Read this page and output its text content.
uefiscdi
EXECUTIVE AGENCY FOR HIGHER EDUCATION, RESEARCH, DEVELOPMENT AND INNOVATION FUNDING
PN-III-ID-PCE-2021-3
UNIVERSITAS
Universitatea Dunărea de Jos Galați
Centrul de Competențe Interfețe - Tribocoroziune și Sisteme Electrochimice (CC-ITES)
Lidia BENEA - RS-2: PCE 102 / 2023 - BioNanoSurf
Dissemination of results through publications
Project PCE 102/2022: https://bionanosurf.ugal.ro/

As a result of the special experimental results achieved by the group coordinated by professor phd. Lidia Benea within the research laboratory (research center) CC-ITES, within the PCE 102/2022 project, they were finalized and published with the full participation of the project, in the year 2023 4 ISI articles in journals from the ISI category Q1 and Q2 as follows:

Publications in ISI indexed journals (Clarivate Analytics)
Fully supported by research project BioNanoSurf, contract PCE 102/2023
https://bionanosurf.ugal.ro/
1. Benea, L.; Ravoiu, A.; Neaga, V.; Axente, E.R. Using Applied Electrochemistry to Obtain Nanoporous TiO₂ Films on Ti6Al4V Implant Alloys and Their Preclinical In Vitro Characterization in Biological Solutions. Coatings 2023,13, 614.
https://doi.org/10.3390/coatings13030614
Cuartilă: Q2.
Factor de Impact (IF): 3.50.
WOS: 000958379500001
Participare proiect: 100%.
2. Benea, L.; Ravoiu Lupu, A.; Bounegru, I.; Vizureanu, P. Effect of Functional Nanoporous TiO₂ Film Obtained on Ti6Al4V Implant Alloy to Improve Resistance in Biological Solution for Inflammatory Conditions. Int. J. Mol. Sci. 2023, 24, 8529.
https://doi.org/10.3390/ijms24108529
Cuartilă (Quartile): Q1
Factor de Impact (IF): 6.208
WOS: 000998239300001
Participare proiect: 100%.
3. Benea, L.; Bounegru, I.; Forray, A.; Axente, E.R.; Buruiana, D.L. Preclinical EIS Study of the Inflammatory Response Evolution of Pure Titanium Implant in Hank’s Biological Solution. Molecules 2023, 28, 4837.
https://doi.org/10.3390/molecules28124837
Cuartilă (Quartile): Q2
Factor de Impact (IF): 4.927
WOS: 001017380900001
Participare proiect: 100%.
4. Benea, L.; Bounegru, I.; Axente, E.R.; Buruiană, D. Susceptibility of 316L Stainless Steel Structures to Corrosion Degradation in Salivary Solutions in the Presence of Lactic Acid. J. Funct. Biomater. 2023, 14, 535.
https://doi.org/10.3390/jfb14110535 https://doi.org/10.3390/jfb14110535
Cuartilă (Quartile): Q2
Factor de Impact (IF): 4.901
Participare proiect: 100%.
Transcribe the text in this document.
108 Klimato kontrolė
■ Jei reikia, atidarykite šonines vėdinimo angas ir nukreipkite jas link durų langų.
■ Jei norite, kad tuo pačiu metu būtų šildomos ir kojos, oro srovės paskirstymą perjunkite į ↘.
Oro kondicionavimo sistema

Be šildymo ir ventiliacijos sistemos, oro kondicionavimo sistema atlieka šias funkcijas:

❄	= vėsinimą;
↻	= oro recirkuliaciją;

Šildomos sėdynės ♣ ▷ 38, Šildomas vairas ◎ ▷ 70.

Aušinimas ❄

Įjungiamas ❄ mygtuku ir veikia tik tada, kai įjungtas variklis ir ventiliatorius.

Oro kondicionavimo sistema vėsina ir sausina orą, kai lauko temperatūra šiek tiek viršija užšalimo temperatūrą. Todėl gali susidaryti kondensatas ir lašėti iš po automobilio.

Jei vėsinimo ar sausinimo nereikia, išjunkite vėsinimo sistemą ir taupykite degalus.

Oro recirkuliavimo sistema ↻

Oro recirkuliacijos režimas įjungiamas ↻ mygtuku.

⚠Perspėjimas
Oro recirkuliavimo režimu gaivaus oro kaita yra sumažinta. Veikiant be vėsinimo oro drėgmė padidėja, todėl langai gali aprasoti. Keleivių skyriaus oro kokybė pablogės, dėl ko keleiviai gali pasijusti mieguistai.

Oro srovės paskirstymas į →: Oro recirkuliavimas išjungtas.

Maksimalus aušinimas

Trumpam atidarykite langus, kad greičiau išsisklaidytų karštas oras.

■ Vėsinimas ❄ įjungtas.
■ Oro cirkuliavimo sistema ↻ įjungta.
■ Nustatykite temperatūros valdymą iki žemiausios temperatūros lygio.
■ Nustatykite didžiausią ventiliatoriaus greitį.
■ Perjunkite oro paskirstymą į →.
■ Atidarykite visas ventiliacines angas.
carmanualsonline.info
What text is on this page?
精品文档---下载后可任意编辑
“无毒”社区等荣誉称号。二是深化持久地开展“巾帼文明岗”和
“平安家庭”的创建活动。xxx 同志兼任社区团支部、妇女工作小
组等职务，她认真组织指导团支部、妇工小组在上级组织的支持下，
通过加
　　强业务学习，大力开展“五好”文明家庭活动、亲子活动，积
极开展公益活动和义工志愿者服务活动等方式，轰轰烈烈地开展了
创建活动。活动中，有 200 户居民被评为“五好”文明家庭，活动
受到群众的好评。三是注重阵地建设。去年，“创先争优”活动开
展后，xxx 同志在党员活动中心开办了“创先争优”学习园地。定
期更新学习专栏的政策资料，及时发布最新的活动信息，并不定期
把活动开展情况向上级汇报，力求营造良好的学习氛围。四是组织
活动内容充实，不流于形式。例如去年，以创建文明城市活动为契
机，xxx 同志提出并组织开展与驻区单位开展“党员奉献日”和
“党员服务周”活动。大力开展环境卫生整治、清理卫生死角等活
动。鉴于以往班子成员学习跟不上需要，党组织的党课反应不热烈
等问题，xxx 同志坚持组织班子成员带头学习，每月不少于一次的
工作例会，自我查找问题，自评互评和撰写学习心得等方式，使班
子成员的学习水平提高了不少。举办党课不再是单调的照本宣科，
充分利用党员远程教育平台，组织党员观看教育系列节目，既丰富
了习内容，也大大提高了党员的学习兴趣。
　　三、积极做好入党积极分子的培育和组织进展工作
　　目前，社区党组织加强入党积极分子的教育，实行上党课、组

## WHAT YOU NEED TO DO
Count the lines in the records above that contain the word "Factor", and give only the number.

## ANSWER TO THIS TASK
4